_Aim of the task_
Where the string "each" occurs in the material below, report the whole line.

_Supplied entries_
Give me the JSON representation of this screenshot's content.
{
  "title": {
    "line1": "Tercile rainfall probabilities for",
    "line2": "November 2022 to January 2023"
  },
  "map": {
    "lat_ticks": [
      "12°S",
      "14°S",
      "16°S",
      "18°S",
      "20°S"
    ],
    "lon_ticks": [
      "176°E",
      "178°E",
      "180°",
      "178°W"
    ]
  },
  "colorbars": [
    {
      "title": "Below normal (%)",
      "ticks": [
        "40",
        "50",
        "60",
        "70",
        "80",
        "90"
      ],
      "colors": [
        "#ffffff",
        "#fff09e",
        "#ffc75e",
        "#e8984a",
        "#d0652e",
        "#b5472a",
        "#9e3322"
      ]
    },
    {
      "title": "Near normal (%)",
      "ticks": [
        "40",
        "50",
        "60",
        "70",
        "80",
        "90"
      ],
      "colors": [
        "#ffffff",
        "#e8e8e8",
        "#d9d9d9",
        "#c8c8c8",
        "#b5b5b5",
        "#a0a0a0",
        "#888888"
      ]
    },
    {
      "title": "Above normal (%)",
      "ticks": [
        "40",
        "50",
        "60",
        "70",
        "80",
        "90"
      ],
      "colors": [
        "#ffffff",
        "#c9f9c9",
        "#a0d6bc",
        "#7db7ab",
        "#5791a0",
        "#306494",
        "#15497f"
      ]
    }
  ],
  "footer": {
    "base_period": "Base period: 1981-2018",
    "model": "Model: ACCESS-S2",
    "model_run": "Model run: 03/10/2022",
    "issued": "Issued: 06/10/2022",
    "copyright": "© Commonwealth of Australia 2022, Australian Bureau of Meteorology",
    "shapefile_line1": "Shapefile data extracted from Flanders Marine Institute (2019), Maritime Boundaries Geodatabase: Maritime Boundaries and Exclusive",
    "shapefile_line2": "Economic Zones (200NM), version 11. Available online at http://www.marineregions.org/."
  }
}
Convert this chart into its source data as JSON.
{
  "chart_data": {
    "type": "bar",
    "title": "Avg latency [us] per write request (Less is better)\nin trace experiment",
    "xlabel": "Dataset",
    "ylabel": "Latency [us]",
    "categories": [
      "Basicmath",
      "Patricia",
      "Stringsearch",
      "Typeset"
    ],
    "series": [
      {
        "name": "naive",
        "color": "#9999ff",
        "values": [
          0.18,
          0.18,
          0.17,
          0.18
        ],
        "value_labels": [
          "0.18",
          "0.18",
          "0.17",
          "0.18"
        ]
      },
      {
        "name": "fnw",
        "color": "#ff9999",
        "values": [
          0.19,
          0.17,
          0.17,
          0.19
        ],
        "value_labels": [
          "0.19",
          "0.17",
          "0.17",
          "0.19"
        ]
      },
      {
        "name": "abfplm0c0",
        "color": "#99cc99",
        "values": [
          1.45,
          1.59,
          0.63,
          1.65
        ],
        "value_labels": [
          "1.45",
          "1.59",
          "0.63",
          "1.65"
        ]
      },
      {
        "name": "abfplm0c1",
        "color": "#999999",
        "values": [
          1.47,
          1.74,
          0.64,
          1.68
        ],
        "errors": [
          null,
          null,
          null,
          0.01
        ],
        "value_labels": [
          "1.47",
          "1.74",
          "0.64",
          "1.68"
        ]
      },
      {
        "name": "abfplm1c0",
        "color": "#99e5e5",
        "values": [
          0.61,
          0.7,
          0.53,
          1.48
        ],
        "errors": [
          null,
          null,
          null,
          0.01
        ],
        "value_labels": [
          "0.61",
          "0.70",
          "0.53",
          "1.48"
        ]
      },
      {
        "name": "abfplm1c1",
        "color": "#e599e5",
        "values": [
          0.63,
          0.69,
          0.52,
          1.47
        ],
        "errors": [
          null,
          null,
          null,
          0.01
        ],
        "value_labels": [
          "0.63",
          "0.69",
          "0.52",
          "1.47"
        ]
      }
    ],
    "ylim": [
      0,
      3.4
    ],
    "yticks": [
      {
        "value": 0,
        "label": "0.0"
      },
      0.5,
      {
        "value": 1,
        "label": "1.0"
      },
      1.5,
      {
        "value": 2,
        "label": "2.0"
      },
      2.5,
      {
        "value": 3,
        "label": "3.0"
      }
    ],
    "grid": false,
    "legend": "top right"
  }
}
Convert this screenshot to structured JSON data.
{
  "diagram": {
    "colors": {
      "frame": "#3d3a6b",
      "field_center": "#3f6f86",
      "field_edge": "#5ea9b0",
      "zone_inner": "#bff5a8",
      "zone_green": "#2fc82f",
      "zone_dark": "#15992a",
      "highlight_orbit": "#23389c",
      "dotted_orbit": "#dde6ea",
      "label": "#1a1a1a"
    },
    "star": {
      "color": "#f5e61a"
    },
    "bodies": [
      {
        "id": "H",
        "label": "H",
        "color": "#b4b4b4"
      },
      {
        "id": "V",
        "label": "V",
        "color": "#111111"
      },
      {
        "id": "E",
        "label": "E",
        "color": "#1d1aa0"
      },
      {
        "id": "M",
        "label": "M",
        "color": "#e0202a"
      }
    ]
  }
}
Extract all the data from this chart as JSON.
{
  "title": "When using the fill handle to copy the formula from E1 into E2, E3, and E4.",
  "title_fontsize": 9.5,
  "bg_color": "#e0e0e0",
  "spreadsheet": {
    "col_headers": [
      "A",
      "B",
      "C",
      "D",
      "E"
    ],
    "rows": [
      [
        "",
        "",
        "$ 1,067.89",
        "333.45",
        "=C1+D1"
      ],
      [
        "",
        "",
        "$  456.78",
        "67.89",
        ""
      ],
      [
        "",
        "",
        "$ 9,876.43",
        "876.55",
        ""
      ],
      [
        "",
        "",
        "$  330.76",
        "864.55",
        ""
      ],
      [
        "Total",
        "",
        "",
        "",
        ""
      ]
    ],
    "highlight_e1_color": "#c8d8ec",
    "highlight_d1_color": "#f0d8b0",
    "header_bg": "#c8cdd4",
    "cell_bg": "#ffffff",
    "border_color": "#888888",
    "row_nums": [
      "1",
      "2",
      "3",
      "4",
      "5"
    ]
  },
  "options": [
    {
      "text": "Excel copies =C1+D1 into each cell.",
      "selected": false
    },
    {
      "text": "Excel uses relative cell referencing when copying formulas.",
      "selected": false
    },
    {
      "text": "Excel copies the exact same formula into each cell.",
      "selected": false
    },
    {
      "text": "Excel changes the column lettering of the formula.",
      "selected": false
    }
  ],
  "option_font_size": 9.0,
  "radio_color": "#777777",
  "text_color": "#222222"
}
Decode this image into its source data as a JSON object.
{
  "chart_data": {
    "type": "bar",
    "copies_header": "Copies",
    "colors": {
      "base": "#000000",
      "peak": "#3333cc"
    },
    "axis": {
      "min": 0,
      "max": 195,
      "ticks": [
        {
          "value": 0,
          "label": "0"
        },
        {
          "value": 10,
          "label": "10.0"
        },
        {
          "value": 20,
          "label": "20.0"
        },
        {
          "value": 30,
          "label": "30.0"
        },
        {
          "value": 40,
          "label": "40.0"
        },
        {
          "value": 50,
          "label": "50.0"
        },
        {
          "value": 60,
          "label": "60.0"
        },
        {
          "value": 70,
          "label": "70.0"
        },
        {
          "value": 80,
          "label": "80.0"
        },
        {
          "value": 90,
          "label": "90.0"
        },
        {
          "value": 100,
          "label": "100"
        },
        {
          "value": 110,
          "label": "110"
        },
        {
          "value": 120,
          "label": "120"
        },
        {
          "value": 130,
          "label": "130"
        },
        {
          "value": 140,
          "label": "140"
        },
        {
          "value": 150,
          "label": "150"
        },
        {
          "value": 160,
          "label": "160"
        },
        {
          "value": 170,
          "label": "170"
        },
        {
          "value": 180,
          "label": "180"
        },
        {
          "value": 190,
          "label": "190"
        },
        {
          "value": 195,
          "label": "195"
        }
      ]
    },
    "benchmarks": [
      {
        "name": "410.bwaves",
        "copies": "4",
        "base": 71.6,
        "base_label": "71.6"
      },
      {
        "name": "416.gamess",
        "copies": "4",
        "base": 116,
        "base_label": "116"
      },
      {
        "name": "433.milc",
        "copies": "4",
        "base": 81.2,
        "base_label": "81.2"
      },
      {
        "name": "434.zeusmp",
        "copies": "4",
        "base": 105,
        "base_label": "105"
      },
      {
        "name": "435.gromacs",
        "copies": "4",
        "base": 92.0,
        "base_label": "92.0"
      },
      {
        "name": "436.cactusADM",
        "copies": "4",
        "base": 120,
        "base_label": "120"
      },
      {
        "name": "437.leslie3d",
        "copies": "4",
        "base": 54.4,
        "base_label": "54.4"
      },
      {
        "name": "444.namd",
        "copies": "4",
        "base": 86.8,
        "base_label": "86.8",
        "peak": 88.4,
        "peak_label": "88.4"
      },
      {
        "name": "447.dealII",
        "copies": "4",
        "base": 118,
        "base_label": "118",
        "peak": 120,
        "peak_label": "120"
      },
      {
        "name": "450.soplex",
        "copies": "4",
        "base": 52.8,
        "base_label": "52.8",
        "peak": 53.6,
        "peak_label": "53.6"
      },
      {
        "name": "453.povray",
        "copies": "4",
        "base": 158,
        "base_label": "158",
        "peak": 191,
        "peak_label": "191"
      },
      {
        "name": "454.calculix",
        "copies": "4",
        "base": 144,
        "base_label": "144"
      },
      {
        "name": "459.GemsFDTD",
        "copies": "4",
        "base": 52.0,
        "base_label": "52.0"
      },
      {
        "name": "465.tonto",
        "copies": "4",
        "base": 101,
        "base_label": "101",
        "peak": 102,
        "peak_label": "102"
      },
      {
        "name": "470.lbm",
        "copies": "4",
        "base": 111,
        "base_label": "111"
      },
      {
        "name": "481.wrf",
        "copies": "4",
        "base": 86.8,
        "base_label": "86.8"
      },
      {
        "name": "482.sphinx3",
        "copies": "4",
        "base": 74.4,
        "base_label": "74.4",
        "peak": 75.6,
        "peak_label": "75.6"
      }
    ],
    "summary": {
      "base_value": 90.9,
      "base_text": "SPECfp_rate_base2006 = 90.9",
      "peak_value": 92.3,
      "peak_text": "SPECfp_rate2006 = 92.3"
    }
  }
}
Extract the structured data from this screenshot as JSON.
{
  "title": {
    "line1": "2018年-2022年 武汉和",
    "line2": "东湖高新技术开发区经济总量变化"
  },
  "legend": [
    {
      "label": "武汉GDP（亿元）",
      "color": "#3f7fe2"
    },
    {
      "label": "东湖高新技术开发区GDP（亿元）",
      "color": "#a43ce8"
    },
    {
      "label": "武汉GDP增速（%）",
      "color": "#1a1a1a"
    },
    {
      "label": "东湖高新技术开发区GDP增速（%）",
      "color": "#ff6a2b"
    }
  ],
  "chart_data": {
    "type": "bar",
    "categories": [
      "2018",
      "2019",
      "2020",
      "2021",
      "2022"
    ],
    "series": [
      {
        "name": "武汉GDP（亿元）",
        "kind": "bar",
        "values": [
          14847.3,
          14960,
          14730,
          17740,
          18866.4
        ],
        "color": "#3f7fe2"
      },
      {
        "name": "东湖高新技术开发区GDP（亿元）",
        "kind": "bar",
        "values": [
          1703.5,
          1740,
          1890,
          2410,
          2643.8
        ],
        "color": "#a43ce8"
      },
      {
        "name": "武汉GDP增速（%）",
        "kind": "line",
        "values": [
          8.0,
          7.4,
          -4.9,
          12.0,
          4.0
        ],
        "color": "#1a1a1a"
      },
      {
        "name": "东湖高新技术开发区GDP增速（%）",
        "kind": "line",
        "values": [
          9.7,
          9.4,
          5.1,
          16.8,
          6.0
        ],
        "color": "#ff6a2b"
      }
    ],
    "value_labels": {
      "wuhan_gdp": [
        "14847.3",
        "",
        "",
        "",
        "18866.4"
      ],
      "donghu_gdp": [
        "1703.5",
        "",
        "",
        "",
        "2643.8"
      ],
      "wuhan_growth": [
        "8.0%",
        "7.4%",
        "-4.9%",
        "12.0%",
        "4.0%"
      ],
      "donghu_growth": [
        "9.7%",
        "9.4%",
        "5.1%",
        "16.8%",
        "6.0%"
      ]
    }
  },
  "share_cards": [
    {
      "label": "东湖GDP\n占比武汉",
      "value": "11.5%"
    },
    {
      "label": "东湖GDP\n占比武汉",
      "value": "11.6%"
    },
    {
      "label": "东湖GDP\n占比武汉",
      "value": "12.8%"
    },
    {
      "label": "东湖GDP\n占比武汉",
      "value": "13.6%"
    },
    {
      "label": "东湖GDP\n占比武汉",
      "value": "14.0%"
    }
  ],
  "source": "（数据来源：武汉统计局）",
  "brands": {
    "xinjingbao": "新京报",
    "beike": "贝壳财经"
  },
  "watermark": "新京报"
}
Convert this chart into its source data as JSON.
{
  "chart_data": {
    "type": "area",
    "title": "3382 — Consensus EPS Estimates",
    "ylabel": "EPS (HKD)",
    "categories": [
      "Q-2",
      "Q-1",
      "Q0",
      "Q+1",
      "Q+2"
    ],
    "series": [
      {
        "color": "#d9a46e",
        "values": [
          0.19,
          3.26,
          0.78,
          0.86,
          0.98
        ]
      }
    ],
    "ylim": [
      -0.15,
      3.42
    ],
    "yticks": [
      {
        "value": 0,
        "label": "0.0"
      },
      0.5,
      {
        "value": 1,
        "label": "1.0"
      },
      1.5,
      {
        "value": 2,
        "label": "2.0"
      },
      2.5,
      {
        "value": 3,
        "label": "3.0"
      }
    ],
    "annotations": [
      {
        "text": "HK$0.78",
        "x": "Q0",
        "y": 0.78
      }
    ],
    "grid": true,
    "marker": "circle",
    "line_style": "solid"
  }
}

_Result for this exercise_
      "text": "Excel copies =C1+D1 into each cell.",
      "text": "Excel copies the exact same formula into each cell.",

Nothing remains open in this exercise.